**EXERCISE INSTRUCTIONS**
Return every record exactly as written.
======== PROVIDED DATA ========
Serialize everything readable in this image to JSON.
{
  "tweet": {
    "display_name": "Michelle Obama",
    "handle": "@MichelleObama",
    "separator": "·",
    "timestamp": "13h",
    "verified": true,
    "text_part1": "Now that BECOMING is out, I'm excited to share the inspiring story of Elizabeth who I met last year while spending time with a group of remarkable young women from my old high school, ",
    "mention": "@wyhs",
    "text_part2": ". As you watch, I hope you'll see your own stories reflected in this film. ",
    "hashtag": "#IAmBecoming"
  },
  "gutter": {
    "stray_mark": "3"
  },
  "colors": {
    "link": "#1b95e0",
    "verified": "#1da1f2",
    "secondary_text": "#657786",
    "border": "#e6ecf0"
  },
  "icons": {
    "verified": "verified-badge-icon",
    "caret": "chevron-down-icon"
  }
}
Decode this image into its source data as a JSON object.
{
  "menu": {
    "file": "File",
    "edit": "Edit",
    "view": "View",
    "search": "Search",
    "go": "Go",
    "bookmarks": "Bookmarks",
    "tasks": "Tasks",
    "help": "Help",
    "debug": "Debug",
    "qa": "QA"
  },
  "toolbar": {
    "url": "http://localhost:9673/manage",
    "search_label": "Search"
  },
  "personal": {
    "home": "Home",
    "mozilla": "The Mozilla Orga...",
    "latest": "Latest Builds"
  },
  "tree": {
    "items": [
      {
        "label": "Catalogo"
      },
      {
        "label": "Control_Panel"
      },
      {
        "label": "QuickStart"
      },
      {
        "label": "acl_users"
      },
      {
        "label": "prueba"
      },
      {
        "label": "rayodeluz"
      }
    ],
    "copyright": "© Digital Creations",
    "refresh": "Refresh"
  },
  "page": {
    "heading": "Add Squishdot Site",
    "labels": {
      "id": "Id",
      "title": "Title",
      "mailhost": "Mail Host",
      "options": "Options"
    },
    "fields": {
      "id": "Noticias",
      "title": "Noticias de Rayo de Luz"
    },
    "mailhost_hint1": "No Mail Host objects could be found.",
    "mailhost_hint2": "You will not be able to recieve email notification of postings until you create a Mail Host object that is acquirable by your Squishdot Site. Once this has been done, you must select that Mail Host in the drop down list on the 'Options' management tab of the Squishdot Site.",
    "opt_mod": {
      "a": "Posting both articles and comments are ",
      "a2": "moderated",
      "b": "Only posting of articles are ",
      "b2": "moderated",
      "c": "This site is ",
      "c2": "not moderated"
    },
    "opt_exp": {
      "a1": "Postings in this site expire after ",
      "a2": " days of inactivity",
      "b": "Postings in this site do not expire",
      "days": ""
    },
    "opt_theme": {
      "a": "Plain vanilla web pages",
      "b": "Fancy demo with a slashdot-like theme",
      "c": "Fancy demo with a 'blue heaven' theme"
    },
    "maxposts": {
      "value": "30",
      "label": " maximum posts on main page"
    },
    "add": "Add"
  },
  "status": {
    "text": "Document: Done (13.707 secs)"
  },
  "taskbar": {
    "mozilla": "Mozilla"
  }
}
========
**RESULT**
Serialize everything readable in this image to JSON.
{
  "tweet": {
    "display_name": "Michelle Obama",
    "handle": "@MichelleObama",
    "separator": "·",
    "timestamp": "13h",
    "verified": true,
    "text_part1": "Now that BECOMING is out, I'm excited to share the inspiring story of Elizabeth who I met last year while spending time with a group of remarkable young women from my old high school, ",
    "mention": "@wyhs",
    "text_part2": ". As you watch, I hope you'll see your own stories reflected in this film. ",
    "hashtag": "#IAmBecoming"
  },
  "gutter": {
    "stray_mark": "3"
  },
  "colors": {
    "link": "#1b95e0",
    "verified": "#1da1f2",
    "secondary_text": "#657786",
    "border": "#e6ecf0"
  },
  "icons": {
    "verified": "verified-badge-icon",
    "caret": "chevron-down-icon"
  }
}
Decode this image into its source data as a JSON object.
{
  "menu": {
    "file": "File",
    "edit": "Edit",
    "view": "View",
    "search": "Search",
    "go": "Go",
    "bookmarks": "Bookmarks",
    "tasks": "Tasks",
    "help": "Help",
    "debug": "Debug",
    "qa": "QA"
  },
  "toolbar": {
    "url": "http://localhost:9673/manage",
    "search_label": "Search"
  },
  "personal": {
    "home": "Home",
    "mozilla": "The Mozilla Orga...",
    "latest": "Latest Builds"
  },
  "tree": {
    "items": [
      {
        "label": "Catalogo"
      },
      {
        "label": "Control_Panel"
      },
      {
        "label": "QuickStart"
      },
      {
        "label": "acl_users"
      },
      {
        "label": "prueba"
      },
      {
        "label": "rayodeluz"
      }
    ],
    "copyright": "© Digital Creations",
    "refresh": "Refresh"
  },
  "page": {
    "heading": "Add Squishdot Site",
    "labels": {
      "id": "Id",
      "title": "Title",
      "mailhost": "Mail Host",
      "options": "Options"
    },
    "fields": {
      "id": "Noticias",
      "title": "Noticias de Rayo de Luz"
    },
    "mailhost_hint1": "No Mail Host objects could be found.",
    "mailhost_hint2": "You will not be able to recieve email notification of postings until you create a Mail Host object that is acquirable by your Squishdot Site. Once this has been done, you must select that Mail Host in the drop down list on the 'Options' management tab of the Squishdot Site.",
    "opt_mod": {
      "a": "Posting both articles and comments are ",
      "a2": "moderated",
      "b": "Only posting of articles are ",
      "b2": "moderated",
      "c": "This site is ",
      "c2": "not moderated"
    },
    "opt_exp": {
      "a1": "Postings in this site expire after ",
      "a2": " days of inactivity",
      "b": "Postings in this site do not expire",
      "days": ""
    },
    "opt_theme": {
      "a": "Plain vanilla web pages",
      "b": "Fancy demo with a slashdot-like theme",
      "c": "Fancy demo with a 'blue heaven' theme"
    },
    "maxposts": {
      "value": "30",
      "label": " maximum posts on main page"
    },
    "add": "Add"
  },
  "status": {
    "text": "Document: Done (13.707 secs)"
  },
  "taskbar": {
    "mozilla": "Mozilla"
  }
}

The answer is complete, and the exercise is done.